EXERCISE PROMPT: Pictures stay out of the copy; restate everything else in the material exactly.

DATA:
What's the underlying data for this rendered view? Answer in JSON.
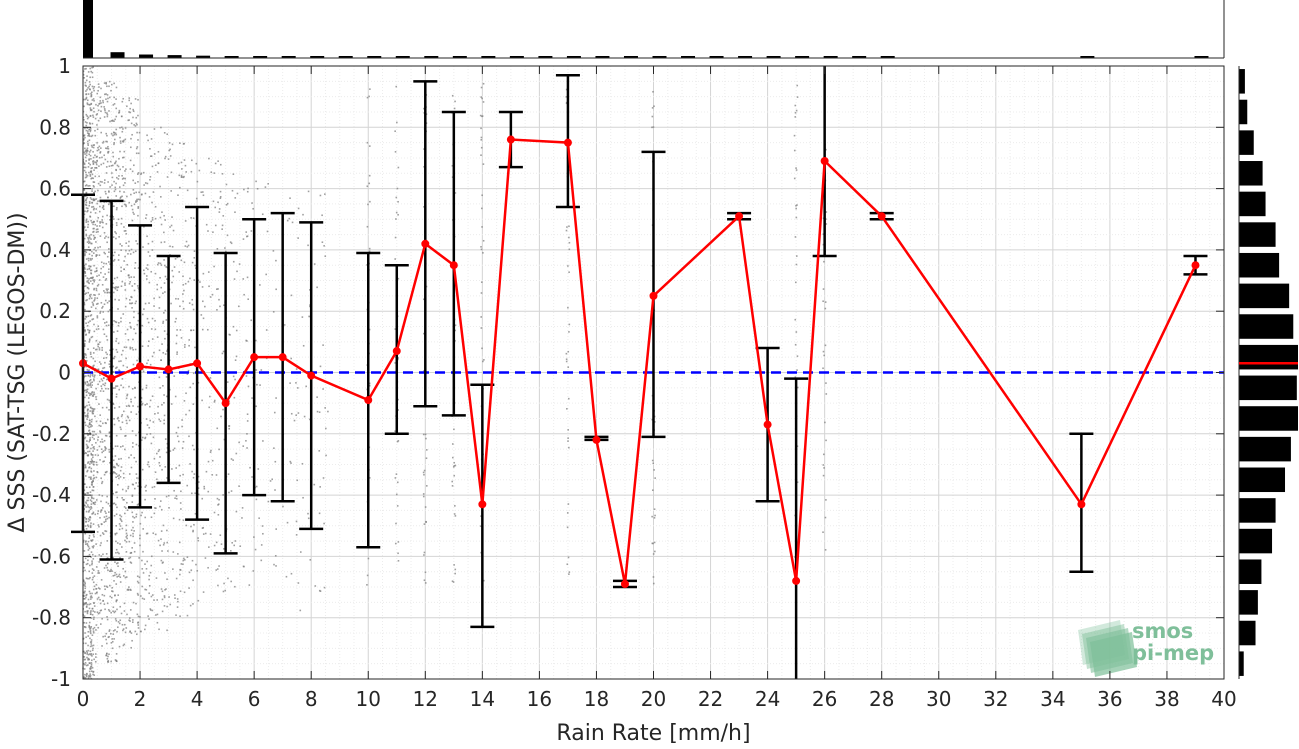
{
  "chart_data": {
    "type": "line",
    "title": "",
    "xlabel": "Rain Rate [mm/h]",
    "ylabel": "Δ SSS (SAT-TSG (LEGOS-DM))",
    "xlim": [
      0,
      40
    ],
    "ylim": [
      -1,
      1
    ],
    "xticks": [
      0,
      2,
      4,
      6,
      8,
      10,
      12,
      14,
      16,
      18,
      20,
      22,
      24,
      26,
      28,
      30,
      32,
      34,
      36,
      38,
      40
    ],
    "yticks": [
      -1,
      -0.8,
      -0.6,
      -0.4,
      -0.2,
      0,
      0.2,
      0.4,
      0.6,
      0.8,
      1
    ],
    "grid": true,
    "reference_line": {
      "y": 0,
      "color": "#0000ff",
      "style": "dashed"
    },
    "series": [
      {
        "color": "#ff0000",
        "x": [
          0,
          1,
          2,
          3,
          4,
          5,
          6,
          7,
          8,
          10,
          11,
          12,
          13,
          14,
          15,
          17,
          18,
          19,
          20,
          23,
          24,
          25,
          26,
          28,
          35,
          39
        ],
        "y": [
          0.03,
          -0.02,
          0.02,
          0.01,
          0.03,
          -0.1,
          0.05,
          0.05,
          -0.01,
          -0.09,
          0.07,
          0.42,
          0.35,
          -0.43,
          0.76,
          0.75,
          -0.22,
          -0.69,
          0.25,
          0.51,
          -0.17,
          -0.68,
          0.69,
          0.51,
          -0.43,
          0.35
        ],
        "error_low": [
          -0.52,
          -0.61,
          -0.44,
          -0.36,
          -0.48,
          -0.59,
          -0.4,
          -0.42,
          -0.51,
          -0.57,
          -0.2,
          -0.11,
          -0.14,
          -0.83,
          0.67,
          0.54,
          -0.22,
          -0.7,
          -0.21,
          0.5,
          -0.42,
          -1.0,
          0.38,
          0.5,
          -0.65,
          0.32
        ],
        "error_high": [
          0.58,
          0.56,
          0.48,
          0.38,
          0.54,
          0.39,
          0.5,
          0.52,
          0.49,
          0.39,
          0.35,
          0.95,
          0.85,
          -0.04,
          0.85,
          0.97,
          -0.21,
          -0.68,
          0.72,
          0.52,
          0.08,
          -0.02,
          1.0,
          0.52,
          -0.2,
          0.38
        ]
      }
    ],
    "marginal_x_histogram": {
      "bins": [
        0,
        1,
        2,
        3,
        4,
        5,
        6,
        7,
        8,
        9,
        10,
        11,
        12,
        13,
        14,
        15,
        16,
        17,
        18,
        19,
        20,
        21,
        22,
        23,
        24,
        25,
        26,
        27,
        28,
        35,
        39
      ],
      "relative_height": [
        1.0,
        0.1,
        0.06,
        0.05,
        0.04,
        0.03,
        0.03,
        0.03,
        0.02,
        0.02,
        0.02,
        0.02,
        0.02,
        0.02,
        0.02,
        0.02,
        0.02,
        0.02,
        0.02,
        0.02,
        0.02,
        0.02,
        0.02,
        0.02,
        0.02,
        0.02,
        0.02,
        0.02,
        0.02,
        0.02,
        0.02
      ]
    },
    "marginal_y_histogram": {
      "bins": [
        0.95,
        0.85,
        0.75,
        0.65,
        0.55,
        0.45,
        0.35,
        0.25,
        0.15,
        0.05,
        -0.05,
        -0.15,
        -0.25,
        -0.35,
        -0.45,
        -0.55,
        -0.65,
        -0.75,
        -0.85,
        -0.95
      ],
      "relative_width": [
        0.1,
        0.14,
        0.25,
        0.4,
        0.45,
        0.62,
        0.68,
        0.85,
        0.92,
        1.0,
        0.98,
        1.0,
        0.88,
        0.78,
        0.62,
        0.56,
        0.38,
        0.32,
        0.28,
        0.08
      ],
      "marker_y": 0.03,
      "marker_color": "#ff0000"
    },
    "scatter_color": "#808080"
  },
  "watermark": {
    "line1": "smos",
    "line2": "pi-mep",
    "color": "#7fbf9a"
  }
}
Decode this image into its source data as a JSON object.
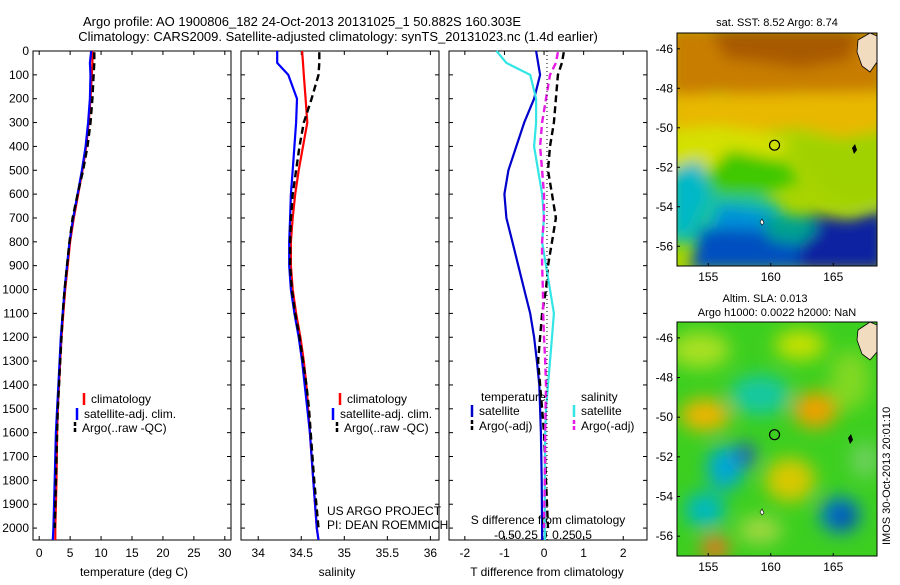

FULL ANSWER:
What's the underlying data for this rendered view? Answer in JSON.
{
  "chart_data": {
    "type": "line",
    "title": "",
    "xlabel": "Rain Rate [mm/h]",
    "ylabel": "Δ SSS (SAT-TSG (LEGOS-DM))",
    "xlim": [
      0,
      40
    ],
    "ylim": [
      -1,
      1
    ],
    "xticks": [
      0,
      2,
      4,
      6,
      8,
      10,
      12,
      14,
      16,
      18,
      20,
      22,
      24,
      26,
      28,
      30,
      32,
      34,
      36,
      38,
      40
    ],
    "yticks": [
      -1,
      -0.8,
      -0.6,
      -0.4,
      -0.2,
      0,
      0.2,
      0.4,
      0.6,
      0.8,
      1
    ],
    "grid": true,
    "reference_line": {
      "y": 0,
      "color": "#0000ff",
      "style": "dashed"
    },
    "series": [
      {
        "color": "#ff0000",
        "x": [
          0,
          1,
          2,
          3,
          4,
          5,
          6,
          7,
          8,
          10,
          11,
          12,
          13,
          14,
          15,
          17,
          18,
          19,
          20,
          23,
          24,
          25,
          26,
          28,
          35,
          39
        ],
        "y": [
          0.03,
          -0.02,
          0.02,
          0.01,
          0.03,
          -0.1,
          0.05,
          0.05,
          -0.01,
          -0.09,
          0.07,
          0.42,
          0.35,
          -0.43,
          0.76,
          0.75,
          -0.22,
          -0.69,
          0.25,
          0.51,
          -0.17,
          -0.68,
          0.69,
          0.51,
          -0.43,
          0.35
        ],
        "error_low": [
          -0.52,
          -0.61,
          -0.44,
          -0.36,
          -0.48,
          -0.59,
          -0.4,
          -0.42,
          -0.51,
          -0.57,
          -0.2,
          -0.11,
          -0.14,
          -0.83,
          0.67,
          0.54,
          -0.22,
          -0.7,
          -0.21,
          0.5,
          -0.42,
          -1.0,
          0.38,
          0.5,
          -0.65,
          0.32
        ],
        "error_high": [
          0.58,
          0.56,
          0.48,
          0.38,
          0.54,
          0.39,
          0.5,
          0.52,
          0.49,
          0.39,
          0.35,
          0.95,
          0.85,
          -0.04,
          0.85,
          0.97,
          -0.21,
          -0.68,
          0.72,
          0.52,
          0.08,
          -0.02,
          1.0,
          0.52,
          -0.2,
          0.38
        ]
      }
    ],
    "marginal_x_histogram": {
      "bins": [
        0,
        1,
        2,
        3,
        4,
        5,
        6,
        7,
        8,
        9,
        10,
        11,
        12,
        13,
        14,
        15,
        16,
        17,
        18,
        19,
        20,
        21,
        22,
        23,
        24,
        25,
        26,
        27,
        28,
        35,
        39
      ],
      "relative_height": [
        1.0,
        0.1,
        0.06,
        0.05,
        0.04,
        0.03,
        0.03,
        0.03,
        0.02,
        0.02,
        0.02,
        0.02,
        0.02,
        0.02,
        0.02,
        0.02,
        0.02,
        0.02,
        0.02,
        0.02,
        0.02,
        0.02,
        0.02,
        0.02,
        0.02,
        0.02,
        0.02,
        0.02,
        0.02,
        0.02,
        0.02
      ]
    },
    "marginal_y_histogram": {
      "bins": [
        0.95,
        0.85,
        0.75,
        0.65,
        0.55,
        0.45,
        0.35,
        0.25,
        0.15,
        0.05,
        -0.05,
        -0.15,
        -0.25,
        -0.35,
        -0.45,
        -0.55,
        -0.65,
        -0.75,
        -0.85,
        -0.95
      ],
      "relative_width": [
        0.1,
        0.14,
        0.25,
        0.4,
        0.45,
        0.62,
        0.68,
        0.85,
        0.92,
        1.0,
        0.98,
        1.0,
        0.88,
        0.78,
        0.62,
        0.56,
        0.38,
        0.32,
        0.28,
        0.08
      ],
      "marker_y": 0.03,
      "marker_color": "#ff0000"
    },
    "scatter_color": "#808080"
  },
  "watermark": {
    "line1": "smos",
    "line2": "pi-mep",
    "color": "#7fbf9a"
  }
}
Decode this image into its source data as a JSON object.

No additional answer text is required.